● **Extracted records**:
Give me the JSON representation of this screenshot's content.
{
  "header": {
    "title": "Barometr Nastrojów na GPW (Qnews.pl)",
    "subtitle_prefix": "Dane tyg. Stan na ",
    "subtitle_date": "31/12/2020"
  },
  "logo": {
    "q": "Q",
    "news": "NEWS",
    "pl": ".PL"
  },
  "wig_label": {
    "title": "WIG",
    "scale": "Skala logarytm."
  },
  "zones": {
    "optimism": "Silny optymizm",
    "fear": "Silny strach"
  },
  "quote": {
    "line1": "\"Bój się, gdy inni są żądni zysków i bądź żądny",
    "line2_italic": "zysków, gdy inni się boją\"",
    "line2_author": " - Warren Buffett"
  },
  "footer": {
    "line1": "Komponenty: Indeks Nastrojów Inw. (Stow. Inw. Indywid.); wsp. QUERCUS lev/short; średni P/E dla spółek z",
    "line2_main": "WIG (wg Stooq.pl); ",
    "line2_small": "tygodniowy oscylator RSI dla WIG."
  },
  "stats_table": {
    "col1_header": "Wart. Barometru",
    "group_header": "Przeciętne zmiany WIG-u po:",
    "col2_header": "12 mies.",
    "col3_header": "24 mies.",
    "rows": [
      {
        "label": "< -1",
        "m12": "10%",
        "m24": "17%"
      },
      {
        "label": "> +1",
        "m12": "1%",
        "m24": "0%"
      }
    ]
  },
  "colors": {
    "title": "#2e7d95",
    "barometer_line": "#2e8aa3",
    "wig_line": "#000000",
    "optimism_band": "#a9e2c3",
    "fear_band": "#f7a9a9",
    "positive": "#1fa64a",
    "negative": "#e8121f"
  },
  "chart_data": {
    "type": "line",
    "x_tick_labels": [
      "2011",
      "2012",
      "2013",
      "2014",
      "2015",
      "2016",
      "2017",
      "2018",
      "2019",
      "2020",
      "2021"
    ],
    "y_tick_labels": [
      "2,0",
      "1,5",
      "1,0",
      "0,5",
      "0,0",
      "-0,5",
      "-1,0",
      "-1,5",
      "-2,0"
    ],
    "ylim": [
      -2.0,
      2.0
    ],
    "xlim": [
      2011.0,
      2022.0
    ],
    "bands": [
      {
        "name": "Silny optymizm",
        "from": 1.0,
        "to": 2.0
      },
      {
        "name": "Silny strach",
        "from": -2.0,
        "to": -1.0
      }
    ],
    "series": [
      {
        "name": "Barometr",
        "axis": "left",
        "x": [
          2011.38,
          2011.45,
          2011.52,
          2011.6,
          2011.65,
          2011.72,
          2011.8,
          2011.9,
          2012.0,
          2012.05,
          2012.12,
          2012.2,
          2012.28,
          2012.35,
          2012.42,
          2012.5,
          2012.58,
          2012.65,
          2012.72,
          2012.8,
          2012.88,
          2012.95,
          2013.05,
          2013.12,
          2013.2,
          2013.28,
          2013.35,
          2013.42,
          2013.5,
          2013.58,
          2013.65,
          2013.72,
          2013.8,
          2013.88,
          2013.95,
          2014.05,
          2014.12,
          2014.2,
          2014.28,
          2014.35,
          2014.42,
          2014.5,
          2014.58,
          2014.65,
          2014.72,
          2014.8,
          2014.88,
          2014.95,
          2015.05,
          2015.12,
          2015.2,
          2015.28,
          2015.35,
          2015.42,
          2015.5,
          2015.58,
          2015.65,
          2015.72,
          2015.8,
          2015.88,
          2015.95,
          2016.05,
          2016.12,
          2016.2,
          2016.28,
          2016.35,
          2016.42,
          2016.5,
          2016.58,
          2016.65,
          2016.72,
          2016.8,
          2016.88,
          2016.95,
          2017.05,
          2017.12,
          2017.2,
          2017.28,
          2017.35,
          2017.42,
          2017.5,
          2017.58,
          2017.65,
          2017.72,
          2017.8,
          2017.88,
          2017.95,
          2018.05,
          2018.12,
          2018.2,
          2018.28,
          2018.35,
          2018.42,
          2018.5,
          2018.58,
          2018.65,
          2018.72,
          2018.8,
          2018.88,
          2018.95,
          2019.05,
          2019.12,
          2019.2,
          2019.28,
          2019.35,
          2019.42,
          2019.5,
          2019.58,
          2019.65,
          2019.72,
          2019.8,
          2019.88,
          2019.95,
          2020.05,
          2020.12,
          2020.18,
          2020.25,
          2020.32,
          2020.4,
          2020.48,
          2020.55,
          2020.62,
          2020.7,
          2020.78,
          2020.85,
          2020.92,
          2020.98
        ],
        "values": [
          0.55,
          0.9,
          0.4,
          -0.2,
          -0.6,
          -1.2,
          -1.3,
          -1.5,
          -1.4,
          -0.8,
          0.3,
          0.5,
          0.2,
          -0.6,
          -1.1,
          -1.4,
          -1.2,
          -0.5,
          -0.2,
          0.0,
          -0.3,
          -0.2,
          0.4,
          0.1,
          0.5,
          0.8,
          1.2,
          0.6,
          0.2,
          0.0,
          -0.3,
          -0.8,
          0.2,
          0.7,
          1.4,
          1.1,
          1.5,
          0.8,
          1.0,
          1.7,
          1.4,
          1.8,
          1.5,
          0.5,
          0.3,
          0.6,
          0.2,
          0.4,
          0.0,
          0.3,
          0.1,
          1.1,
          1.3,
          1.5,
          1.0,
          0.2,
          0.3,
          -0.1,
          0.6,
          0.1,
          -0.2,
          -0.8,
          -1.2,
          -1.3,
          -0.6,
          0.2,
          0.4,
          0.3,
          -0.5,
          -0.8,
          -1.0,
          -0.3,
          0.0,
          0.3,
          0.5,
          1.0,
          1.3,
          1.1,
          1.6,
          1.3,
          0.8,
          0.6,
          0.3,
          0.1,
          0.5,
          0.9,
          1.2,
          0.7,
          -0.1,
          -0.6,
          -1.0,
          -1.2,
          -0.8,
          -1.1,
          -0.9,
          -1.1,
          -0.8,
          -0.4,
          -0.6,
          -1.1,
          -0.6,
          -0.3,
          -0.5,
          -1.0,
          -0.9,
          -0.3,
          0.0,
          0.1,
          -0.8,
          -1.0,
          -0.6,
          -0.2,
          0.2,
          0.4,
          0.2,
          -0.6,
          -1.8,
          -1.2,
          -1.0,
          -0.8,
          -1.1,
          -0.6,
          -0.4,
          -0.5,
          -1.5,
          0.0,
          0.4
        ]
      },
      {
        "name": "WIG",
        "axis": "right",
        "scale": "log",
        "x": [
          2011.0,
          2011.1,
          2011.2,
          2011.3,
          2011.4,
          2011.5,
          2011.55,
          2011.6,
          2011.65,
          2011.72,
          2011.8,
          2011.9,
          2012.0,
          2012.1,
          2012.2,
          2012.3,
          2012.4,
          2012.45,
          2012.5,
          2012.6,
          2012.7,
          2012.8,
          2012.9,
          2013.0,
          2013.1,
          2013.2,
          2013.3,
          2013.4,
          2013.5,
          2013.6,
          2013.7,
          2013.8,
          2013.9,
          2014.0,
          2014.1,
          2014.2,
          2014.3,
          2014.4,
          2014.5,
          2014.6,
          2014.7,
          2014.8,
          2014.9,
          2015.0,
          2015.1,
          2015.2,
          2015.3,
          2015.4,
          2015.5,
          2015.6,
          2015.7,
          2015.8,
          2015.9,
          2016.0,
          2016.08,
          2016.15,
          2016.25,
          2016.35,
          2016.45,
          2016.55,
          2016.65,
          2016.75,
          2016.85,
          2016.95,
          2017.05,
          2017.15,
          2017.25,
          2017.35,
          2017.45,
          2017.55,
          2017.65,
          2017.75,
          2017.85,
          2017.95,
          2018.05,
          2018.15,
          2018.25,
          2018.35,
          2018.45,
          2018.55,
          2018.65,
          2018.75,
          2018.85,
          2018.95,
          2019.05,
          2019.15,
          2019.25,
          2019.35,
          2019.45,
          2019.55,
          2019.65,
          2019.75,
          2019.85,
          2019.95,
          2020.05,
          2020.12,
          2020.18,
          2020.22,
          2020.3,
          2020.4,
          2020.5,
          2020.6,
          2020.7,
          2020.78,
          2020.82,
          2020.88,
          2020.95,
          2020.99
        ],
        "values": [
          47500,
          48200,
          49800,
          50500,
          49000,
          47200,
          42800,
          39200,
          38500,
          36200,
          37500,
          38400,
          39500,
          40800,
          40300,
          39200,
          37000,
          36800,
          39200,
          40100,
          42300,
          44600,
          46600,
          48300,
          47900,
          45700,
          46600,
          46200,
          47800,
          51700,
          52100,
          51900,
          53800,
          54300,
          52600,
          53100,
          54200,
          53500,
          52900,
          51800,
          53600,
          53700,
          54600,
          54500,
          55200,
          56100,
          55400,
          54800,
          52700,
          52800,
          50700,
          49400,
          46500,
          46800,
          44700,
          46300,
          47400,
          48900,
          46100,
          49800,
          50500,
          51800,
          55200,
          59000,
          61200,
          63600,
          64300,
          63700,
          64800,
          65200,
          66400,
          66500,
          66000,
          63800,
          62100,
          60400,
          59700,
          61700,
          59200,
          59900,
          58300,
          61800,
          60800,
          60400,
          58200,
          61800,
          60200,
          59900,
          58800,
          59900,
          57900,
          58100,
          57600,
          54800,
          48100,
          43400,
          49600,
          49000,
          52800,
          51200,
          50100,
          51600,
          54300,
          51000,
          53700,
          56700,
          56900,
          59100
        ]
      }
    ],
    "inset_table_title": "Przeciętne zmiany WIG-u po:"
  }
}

● **Aim**: Copy every single line of the material above that holds "mies".

● **Written solution**:
    "col2_header": "12 mies.",
    "col3_header": "24 mies.",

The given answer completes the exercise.